Written task:
Extract from the listing each line in which the word "caption" appears.

-------- Material to process --------

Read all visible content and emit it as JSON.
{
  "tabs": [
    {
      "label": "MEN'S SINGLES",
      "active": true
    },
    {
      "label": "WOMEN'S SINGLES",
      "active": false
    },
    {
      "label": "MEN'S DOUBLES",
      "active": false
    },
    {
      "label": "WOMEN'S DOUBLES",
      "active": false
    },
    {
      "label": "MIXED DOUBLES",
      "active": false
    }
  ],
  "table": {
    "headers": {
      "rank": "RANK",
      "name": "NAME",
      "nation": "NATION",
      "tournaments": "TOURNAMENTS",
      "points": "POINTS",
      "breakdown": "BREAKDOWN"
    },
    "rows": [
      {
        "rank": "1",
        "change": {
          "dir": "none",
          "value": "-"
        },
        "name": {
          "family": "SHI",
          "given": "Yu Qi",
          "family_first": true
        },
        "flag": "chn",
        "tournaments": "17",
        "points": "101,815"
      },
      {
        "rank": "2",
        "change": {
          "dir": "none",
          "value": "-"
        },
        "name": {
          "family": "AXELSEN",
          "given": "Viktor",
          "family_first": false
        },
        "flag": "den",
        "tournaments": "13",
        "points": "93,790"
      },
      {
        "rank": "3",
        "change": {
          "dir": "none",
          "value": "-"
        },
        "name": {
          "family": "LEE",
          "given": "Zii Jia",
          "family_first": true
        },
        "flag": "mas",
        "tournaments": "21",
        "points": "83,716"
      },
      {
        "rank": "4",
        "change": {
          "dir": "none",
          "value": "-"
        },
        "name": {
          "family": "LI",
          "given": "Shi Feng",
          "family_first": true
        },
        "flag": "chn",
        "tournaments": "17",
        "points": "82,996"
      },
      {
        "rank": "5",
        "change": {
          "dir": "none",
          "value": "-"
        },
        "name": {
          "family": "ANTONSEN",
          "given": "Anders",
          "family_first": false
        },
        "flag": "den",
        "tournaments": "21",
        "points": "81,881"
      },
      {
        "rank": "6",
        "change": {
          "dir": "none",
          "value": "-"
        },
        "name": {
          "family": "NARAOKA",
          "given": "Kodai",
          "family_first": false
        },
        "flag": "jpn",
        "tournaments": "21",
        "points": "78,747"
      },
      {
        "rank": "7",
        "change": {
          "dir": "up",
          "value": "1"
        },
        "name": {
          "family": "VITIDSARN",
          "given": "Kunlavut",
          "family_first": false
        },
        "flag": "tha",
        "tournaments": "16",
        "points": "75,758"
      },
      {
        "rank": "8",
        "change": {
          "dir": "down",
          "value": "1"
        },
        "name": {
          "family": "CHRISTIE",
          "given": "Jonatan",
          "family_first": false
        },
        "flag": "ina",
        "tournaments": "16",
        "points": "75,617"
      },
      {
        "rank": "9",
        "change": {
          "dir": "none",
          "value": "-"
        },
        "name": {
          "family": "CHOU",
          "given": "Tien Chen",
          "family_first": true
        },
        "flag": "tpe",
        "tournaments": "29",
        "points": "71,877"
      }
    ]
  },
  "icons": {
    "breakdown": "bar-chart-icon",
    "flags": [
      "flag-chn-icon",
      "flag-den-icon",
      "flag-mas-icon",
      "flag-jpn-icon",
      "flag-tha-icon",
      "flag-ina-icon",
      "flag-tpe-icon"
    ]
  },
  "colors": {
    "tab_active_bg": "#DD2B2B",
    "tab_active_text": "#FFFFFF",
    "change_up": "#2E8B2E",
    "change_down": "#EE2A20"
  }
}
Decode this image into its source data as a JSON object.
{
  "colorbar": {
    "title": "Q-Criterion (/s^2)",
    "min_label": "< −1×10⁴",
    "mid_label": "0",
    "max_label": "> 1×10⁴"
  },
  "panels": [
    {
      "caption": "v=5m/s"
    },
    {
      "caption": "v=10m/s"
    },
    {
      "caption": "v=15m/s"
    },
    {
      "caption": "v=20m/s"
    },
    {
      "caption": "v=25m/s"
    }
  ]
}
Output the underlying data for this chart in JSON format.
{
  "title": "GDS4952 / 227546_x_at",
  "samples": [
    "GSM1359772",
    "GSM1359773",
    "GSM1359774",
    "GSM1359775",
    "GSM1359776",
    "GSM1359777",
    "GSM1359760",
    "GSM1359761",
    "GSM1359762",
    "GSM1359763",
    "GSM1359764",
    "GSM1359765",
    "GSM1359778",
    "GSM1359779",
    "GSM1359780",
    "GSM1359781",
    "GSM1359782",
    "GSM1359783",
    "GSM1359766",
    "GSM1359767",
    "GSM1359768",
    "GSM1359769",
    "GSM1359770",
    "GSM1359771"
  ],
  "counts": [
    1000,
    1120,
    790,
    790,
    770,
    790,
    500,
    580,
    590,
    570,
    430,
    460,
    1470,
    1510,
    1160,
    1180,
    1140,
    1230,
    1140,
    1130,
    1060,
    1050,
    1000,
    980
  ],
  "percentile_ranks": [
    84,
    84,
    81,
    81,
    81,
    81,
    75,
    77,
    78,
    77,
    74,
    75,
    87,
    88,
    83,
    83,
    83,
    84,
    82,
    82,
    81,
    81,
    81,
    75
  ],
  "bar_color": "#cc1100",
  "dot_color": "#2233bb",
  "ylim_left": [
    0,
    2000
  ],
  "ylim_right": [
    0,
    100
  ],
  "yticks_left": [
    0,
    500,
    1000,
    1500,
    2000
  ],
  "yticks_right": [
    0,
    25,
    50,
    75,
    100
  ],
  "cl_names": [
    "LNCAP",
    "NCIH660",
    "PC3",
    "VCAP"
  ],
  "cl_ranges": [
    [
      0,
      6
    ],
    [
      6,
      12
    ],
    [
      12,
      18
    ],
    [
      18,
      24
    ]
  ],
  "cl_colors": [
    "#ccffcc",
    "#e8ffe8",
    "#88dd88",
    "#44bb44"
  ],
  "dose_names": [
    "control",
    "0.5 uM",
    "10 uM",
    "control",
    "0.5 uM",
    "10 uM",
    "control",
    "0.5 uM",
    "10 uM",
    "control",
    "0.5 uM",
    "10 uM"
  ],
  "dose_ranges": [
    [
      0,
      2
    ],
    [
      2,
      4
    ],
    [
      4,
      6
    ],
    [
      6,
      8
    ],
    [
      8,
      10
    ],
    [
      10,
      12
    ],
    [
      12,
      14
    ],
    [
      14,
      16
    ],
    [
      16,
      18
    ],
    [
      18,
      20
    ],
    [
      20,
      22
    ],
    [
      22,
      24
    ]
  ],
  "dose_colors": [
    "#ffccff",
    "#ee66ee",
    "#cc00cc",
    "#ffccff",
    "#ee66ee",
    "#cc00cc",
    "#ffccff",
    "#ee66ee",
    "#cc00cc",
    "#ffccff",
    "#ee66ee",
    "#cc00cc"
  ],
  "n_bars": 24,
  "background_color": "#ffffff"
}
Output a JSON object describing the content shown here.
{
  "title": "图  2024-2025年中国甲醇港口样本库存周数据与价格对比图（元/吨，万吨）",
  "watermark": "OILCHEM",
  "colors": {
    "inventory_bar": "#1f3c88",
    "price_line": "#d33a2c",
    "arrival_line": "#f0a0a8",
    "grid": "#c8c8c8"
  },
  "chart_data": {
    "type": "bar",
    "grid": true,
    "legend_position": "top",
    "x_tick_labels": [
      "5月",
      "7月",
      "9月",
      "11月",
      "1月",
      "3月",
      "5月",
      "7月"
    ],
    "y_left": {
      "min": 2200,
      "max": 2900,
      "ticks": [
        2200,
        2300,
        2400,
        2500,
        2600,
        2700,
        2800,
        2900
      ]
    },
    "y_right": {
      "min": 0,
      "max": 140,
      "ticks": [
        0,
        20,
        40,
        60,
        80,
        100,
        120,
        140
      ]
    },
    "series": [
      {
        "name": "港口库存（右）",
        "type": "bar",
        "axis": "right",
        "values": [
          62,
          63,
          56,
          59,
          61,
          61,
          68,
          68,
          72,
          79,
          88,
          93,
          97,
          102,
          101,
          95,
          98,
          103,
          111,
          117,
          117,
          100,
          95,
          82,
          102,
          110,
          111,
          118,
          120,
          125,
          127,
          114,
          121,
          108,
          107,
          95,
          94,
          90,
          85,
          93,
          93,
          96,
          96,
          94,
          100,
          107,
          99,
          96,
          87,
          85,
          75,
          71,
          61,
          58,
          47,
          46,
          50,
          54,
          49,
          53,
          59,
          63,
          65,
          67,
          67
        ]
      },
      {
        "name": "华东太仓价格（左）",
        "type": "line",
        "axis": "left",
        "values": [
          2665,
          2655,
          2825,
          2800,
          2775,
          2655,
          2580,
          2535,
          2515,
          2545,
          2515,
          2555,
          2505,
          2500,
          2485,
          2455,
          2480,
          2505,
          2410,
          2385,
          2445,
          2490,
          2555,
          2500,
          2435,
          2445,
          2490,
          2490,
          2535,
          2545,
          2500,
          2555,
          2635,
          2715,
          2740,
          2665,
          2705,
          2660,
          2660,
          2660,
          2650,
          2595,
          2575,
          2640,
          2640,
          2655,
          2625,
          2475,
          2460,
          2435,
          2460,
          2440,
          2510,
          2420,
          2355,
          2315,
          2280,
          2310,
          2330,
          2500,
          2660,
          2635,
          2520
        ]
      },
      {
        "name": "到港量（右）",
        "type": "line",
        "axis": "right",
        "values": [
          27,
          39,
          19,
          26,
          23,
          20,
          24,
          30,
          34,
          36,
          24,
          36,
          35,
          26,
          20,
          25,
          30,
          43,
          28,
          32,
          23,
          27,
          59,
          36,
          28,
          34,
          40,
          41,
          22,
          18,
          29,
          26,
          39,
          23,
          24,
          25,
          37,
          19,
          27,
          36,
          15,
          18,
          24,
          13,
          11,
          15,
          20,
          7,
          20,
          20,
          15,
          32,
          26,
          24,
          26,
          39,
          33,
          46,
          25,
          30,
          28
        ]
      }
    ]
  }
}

--------

Answer to this task:
      "caption": "v=5m/s"
      "caption": "v=10m/s"
      "caption": "v=15m/s"
      "caption": "v=20m/s"
      "caption": "v=25m/s"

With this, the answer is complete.